→ SHORT EXERCISE:
Transcribe the records that follow, preserving every word.

── EXTRACTED DATA ──

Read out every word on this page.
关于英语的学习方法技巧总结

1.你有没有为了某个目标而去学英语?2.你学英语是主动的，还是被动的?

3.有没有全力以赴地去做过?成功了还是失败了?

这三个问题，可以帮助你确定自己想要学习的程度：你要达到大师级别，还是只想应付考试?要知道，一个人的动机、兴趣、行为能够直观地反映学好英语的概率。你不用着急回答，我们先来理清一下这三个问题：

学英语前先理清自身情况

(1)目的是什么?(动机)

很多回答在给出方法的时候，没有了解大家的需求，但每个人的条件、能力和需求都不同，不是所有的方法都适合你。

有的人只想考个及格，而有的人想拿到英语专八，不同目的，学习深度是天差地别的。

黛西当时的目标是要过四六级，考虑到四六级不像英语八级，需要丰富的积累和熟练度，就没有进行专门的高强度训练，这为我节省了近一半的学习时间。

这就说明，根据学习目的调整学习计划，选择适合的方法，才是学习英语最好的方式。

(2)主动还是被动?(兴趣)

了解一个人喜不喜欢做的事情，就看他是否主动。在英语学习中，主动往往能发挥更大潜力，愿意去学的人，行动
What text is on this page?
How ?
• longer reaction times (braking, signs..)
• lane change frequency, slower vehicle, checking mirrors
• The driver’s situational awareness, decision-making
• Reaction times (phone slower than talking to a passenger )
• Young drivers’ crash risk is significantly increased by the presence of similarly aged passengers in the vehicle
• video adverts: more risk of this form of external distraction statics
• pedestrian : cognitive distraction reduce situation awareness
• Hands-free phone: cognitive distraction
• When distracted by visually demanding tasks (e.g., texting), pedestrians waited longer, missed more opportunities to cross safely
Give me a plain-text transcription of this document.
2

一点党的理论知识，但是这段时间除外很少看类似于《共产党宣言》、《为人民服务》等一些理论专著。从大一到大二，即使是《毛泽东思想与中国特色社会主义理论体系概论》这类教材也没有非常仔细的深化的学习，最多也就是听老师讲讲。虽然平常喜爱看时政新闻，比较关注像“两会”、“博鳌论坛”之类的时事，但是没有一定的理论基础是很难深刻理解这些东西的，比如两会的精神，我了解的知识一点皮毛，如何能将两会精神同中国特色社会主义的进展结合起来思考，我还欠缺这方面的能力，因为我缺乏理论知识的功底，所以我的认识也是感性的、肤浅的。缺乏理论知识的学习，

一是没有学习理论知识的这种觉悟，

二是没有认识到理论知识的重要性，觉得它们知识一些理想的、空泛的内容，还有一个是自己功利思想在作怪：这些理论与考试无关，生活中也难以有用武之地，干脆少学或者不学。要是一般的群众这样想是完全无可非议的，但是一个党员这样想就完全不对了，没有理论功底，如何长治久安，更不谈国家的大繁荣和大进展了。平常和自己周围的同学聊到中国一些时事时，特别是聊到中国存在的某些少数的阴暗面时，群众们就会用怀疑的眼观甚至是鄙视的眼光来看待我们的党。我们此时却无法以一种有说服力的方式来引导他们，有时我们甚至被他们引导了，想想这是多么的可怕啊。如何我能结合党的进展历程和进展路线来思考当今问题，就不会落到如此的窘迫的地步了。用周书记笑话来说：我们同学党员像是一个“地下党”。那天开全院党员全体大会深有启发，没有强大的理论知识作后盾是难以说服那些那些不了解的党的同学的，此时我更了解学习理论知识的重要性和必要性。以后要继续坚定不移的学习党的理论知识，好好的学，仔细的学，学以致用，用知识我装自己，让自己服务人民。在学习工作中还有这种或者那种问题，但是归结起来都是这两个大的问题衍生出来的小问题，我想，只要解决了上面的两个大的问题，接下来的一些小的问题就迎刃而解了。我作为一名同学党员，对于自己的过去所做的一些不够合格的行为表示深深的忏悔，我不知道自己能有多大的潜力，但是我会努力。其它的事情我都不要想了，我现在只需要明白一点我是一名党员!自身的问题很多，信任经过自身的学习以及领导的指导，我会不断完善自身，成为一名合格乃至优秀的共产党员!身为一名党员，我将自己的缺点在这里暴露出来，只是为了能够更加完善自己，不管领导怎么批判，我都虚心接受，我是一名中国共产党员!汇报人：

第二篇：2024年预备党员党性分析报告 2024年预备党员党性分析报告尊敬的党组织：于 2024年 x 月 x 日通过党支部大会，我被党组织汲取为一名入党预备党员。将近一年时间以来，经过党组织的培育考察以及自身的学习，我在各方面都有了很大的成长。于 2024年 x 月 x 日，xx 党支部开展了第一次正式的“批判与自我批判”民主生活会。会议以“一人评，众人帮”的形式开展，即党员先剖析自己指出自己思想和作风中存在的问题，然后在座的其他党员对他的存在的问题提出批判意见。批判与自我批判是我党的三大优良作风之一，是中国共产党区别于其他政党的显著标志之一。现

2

───

→ FULL RESPONSE:
Read out every word on this page.
关于英语的学习方法技巧总结

1.你有没有为了某个目标而去学英语?2.你学英语是主动的，还是被动的?

3.有没有全力以赴地去做过?成功了还是失败了?

这三个问题，可以帮助你确定自己想要学习的程度：你要达到大师级别，还是只想应付考试?要知道，一个人的动机、兴趣、行为能够直观地反映学好英语的概率。你不用着急回答，我们先来理清一下这三个问题：

学英语前先理清自身情况

(1)目的是什么?(动机)

很多回答在给出方法的时候，没有了解大家的需求，但每个人的条件、能力和需求都不同，不是所有的方法都适合你。

有的人只想考个及格，而有的人想拿到英语专八，不同目的，学习深度是天差地别的。

黛西当时的目标是要过四六级，考虑到四六级不像英语八级，需要丰富的积累和熟练度，就没有进行专门的高强度训练，这为我节省了近一半的学习时间。

这就说明，根据学习目的调整学习计划，选择适合的方法，才是学习英语最好的方式。

(2)主动还是被动?(兴趣)

了解一个人喜不喜欢做的事情，就看他是否主动。在英语学习中，主动往往能发挥更大潜力，愿意去学的人，行动
What text is on this page?
How ?
• longer reaction times (braking, signs..)
• lane change frequency, slower vehicle, checking mirrors
• The driver’s situational awareness, decision-making
• Reaction times (phone slower than talking to a passenger )
• Young drivers’ crash risk is significantly increased by the presence of similarly aged passengers in the vehicle
• video adverts: more risk of this form of external distraction statics
• pedestrian : cognitive distraction reduce situation awareness
• Hands-free phone: cognitive distraction
• When distracted by visually demanding tasks (e.g., texting), pedestrians waited longer, missed more opportunities to cross safely
Give me a plain-text transcription of this document.
2

一点党的理论知识，但是这段时间除外很少看类似于《共产党宣言》、《为人民服务》等一些理论专著。从大一到大二，即使是《毛泽东思想与中国特色社会主义理论体系概论》这类教材也没有非常仔细的深化的学习，最多也就是听老师讲讲。虽然平常喜爱看时政新闻，比较关注像“两会”、“博鳌论坛”之类的时事，但是没有一定的理论基础是很难深刻理解这些东西的，比如两会的精神，我了解的知识一点皮毛，如何能将两会精神同中国特色社会主义的进展结合起来思考，我还欠缺这方面的能力，因为我缺乏理论知识的功底，所以我的认识也是感性的、肤浅的。缺乏理论知识的学习，

一是没有学习理论知识的这种觉悟，

二是没有认识到理论知识的重要性，觉得它们知识一些理想的、空泛的内容，还有一个是自己功利思想在作怪：这些理论与考试无关，生活中也难以有用武之地，干脆少学或者不学。要是一般的群众这样想是完全无可非议的，但是一个党员这样想就完全不对了，没有理论功底，如何长治久安，更不谈国家的大繁荣和大进展了。平常和自己周围的同学聊到中国一些时事时，特别是聊到中国存在的某些少数的阴暗面时，群众们就会用怀疑的眼观甚至是鄙视的眼光来看待我们的党。我们此时却无法以一种有说服力的方式来引导他们，有时我们甚至被他们引导了，想想这是多么的可怕啊。如何我能结合党的进展历程和进展路线来思考当今问题，就不会落到如此的窘迫的地步了。用周书记笑话来说：我们同学党员像是一个“地下党”。那天开全院党员全体大会深有启发，没有强大的理论知识作后盾是难以说服那些那些不了解的党的同学的，此时我更了解学习理论知识的重要性和必要性。以后要继续坚定不移的学习党的理论知识，好好的学，仔细的学，学以致用，用知识我装自己，让自己服务人民。在学习工作中还有这种或者那种问题，但是归结起来都是这两个大的问题衍生出来的小问题，我想，只要解决了上面的两个大的问题，接下来的一些小的问题就迎刃而解了。我作为一名同学党员，对于自己的过去所做的一些不够合格的行为表示深深的忏悔，我不知道自己能有多大的潜力，但是我会努力。其它的事情我都不要想了，我现在只需要明白一点我是一名党员!自身的问题很多，信任经过自身的学习以及领导的指导，我会不断完善自身，成为一名合格乃至优秀的共产党员!身为一名党员，我将自己的缺点在这里暴露出来，只是为了能够更加完善自己，不管领导怎么批判，我都虚心接受，我是一名中国共产党员!汇报人：

第二篇：2024年预备党员党性分析报告 2024年预备党员党性分析报告尊敬的党组织：于 2024年 x 月 x 日通过党支部大会，我被党组织汲取为一名入党预备党员。将近一年时间以来，经过党组织的培育考察以及自身的学习，我在各方面都有了很大的成长。于 2024年 x 月 x 日，xx 党支部开展了第一次正式的“批判与自我批判”民主生活会。会议以“一人评，众人帮”的形式开展，即党员先剖析自己指出自己思想和作风中存在的问题，然后在座的其他党员对他的存在的问题提出批判意见。批判与自我批判是我党的三大优良作风之一，是中国共产党区别于其他政党的显著标志之一。现

2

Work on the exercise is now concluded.